GIVEN REQUEST - Print the data that follows exactly.
## Begin INPUT DATA
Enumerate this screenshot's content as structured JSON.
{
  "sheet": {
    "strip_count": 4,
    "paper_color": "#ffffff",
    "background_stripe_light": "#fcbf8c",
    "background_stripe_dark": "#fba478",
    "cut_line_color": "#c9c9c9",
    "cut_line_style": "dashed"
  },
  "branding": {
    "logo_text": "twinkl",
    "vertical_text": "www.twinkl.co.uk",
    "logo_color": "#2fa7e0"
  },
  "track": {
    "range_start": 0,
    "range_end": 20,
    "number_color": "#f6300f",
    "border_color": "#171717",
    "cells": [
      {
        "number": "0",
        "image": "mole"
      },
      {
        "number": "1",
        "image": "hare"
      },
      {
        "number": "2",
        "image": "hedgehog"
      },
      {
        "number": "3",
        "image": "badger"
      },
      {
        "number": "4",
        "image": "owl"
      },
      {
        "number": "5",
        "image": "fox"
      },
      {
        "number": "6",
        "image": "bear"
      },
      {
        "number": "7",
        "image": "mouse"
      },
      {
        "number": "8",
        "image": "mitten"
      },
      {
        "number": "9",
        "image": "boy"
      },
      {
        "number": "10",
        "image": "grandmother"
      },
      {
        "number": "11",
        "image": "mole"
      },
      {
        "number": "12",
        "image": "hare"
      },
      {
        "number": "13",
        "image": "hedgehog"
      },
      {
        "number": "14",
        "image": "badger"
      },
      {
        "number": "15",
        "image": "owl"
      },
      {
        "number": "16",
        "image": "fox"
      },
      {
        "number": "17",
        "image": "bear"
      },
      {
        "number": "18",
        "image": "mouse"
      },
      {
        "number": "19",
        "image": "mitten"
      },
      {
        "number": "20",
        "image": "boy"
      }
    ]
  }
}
## End INPUT DATA
TASK OUTPUT -
Enumerate this screenshot's content as structured JSON.
{
  "sheet": {
    "strip_count": 4,
    "paper_color": "#ffffff",
    "background_stripe_light": "#fcbf8c",
    "background_stripe_dark": "#fba478",
    "cut_line_color": "#c9c9c9",
    "cut_line_style": "dashed"
  },
  "branding": {
    "logo_text": "twinkl",
    "vertical_text": "www.twinkl.co.uk",
    "logo_color": "#2fa7e0"
  },
  "track": {
    "range_start": 0,
    "range_end": 20,
    "number_color": "#f6300f",
    "border_color": "#171717",
    "cells": [
      {
        "number": "0",
        "image": "mole"
      },
      {
        "number": "1",
        "image": "hare"
      },
      {
        "number": "2",
        "image": "hedgehog"
      },
      {
        "number": "3",
        "image": "badger"
      },
      {
        "number": "4",
        "image": "owl"
      },
      {
        "number": "5",
        "image": "fox"
      },
      {
        "number": "6",
        "image": "bear"
      },
      {
        "number": "7",
        "image": "mouse"
      },
      {
        "number": "8",
        "image": "mitten"
      },
      {
        "number": "9",
        "image": "boy"
      },
      {
        "number": "10",
        "image": "grandmother"
      },
      {
        "number": "11",
        "image": "mole"
      },
      {
        "number": "12",
        "image": "hare"
      },
      {
        "number": "13",
        "image": "hedgehog"
      },
      {
        "number": "14",
        "image": "badger"
      },
      {
        "number": "15",
        "image": "owl"
      },
      {
        "number": "16",
        "image": "fox"
      },
      {
        "number": "17",
        "image": "bear"
      },
      {
        "number": "18",
        "image": "mouse"
      },
      {
        "number": "19",
        "image": "mitten"
      },
      {
        "number": "20",
        "image": "boy"
      }
    ]
  }
}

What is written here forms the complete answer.